What to do>
1: According to the White Girl article, at which exhibition was the painting eventually accepted in 1863?
2: Echo the White Girl article from "It was also" to "in the household.".

======== Extract ========

- Artist: James McNeill Whistler
- Year: 1861–1863
- Medium: Oil on canvas
- Dimensions: 215 cm × 108 cm (84.5 in × 42.5 in)
- Location: National Gallery of Art, Washington, D.C.;

= Symphony in White, No. 1: The White Girl =

Painting by James McNeill Whistler

Symphony in White, No. 1, also known as The White Girl, is a painting by James McNeill Whistler. The work shows a woman in full figure standing on a wolf skin in front of a beige curtain with a lily in her hand. The colour scheme of the painting is almost entirely white. The model is Joanna Hiffernan, the artist's mistress. Though the painting was originally called The White Girl, Whistler later started calling it Symphony in White, No. 1. By referring to his work in such abstract terms, he intended to emphasize his "art for art's sake" philosophy.

Whistler created the painting in the winter of 1861–62, though he later returned to it and made alterations. It was rejected both at the Royal Academy and at the Salon in Paris, but eventually accepted at the Salon des Refusés in 1863. This exhibition also featured Édouard Manet's famous Déjeuner sur l'herbe, and together the two works drew much attention. The White Girl shows clearly the influence of the Pre-Raphaelite Brotherhood, with whom Whistler had recently come in contact. The painting has been interpreted by later art critics both as an allegory of innocence and its loss, and as a religious allusion to the Virgin Mary.

==Artist and model==
James Abbott McNeill Whistler was born in the United States in 1834, the son of George Washington Whistler, a railway engineer. In 1843, his father relocated the family to Saint Petersburg, Russia, where James received training in painting. After a stay in England, he returned to America to attend the US Military Academy at West Point in 1851. In 1855, he made his way back to Europe, determined to dedicate himself to painting. He settled in Paris at first, but in 1859 moved to London, where he would spend most of the remainder of his life. There he met Dante Gabriel Rossetti and other members of the Pre-Raphaelite Brotherhood, who would have a profound influence on Whistler.

It was also in London that Whistler met Joanna Heffernan, the model who would become his lover. Their relationship has been referred to as a "marriage without benefit of clergy." By 1861, Whistler had already used her as a model for another painting. Wapping, named after Wapping in London where Whistler lived, was begun in 1860, though not finished until 1864. It shows a woman and two men on a balcony overlooking the river. According to Whistler himself, the woman – portrayed by Heffernan – was a prostitute. Heffernan supposedly had a strong influence over Whistler; his brother-in-law Francis Seymour Haden refused a dinner invitation in the winter of 1863–64 due to her dominant presence in the household.

======== Study material ========

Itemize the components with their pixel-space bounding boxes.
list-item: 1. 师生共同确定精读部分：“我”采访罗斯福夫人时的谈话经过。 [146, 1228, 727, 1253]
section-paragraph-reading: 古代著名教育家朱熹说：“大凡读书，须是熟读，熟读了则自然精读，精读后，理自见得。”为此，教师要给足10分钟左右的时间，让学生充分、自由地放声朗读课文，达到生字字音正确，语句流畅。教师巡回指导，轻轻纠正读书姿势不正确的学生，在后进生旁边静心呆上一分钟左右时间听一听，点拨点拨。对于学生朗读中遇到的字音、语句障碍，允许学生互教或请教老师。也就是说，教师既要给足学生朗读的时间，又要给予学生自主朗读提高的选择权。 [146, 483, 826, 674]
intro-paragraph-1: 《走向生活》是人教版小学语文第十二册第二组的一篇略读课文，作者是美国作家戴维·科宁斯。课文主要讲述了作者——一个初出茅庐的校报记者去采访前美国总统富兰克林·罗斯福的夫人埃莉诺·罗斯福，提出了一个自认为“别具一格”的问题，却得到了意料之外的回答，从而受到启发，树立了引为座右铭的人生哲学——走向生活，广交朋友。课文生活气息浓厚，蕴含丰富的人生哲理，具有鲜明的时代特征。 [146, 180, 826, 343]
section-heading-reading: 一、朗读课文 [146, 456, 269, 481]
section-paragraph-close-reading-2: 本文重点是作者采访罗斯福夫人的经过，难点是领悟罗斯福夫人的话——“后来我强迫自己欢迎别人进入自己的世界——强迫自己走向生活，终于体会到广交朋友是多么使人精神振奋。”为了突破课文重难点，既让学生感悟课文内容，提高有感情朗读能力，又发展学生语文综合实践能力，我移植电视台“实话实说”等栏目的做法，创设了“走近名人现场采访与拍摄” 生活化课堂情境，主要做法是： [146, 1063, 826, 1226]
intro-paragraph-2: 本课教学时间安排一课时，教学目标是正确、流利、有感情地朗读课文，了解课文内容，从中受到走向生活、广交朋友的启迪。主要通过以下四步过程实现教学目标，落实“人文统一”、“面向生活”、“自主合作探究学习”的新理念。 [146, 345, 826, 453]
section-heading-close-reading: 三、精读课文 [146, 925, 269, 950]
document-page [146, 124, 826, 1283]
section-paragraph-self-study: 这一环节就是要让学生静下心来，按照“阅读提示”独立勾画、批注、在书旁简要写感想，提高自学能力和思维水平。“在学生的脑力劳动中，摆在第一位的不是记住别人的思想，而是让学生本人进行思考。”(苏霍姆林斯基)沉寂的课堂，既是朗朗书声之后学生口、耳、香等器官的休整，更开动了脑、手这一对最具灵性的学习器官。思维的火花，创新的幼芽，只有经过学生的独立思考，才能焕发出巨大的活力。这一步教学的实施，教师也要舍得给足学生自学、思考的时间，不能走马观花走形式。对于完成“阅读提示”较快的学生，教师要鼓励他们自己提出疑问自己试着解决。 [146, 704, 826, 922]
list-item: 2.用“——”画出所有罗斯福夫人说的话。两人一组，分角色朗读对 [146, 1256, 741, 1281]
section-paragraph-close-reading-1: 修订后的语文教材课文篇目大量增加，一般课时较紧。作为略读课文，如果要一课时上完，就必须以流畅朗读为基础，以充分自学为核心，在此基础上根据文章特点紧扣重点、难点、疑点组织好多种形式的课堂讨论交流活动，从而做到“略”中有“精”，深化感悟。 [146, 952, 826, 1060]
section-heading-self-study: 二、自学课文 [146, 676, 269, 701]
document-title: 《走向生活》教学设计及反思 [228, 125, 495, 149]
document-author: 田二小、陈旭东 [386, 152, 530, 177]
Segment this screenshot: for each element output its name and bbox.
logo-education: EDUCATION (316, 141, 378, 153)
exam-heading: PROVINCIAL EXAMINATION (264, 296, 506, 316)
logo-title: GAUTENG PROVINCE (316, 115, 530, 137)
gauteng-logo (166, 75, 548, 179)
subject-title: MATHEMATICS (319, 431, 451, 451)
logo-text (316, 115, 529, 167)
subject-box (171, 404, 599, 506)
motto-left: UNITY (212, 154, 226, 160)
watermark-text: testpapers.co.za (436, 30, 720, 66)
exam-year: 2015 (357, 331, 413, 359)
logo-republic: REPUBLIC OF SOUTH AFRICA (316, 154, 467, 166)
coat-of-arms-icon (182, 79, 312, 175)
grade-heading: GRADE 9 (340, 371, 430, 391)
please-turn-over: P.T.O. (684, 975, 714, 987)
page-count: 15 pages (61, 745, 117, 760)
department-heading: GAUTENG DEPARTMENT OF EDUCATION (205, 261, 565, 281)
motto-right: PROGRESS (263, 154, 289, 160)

========

Exercise responses>
1: The Salon des Refusés

2:
It was also in London that Whistler met Joanna Heffernan, the model who would become his lover. Their relationship has been referred to as a "marriage without benefit of clergy." By 1861, Whistler had already used her as a model for another painting. Wapping, named after Wapping in London where Whistler lived, was begun in 1860, though not finished until 1864. It shows a woman and two men on a balcony overlooking the river. According to Whistler himself, the woman – portrayed by Heffernan – was a prostitute. Heffernan supposedly had a strong influence over Whistler; his brother-in-law Francis Seymour Haden refused a dinner invitation in the winter of 1863–64 due to her dominant presence in the household.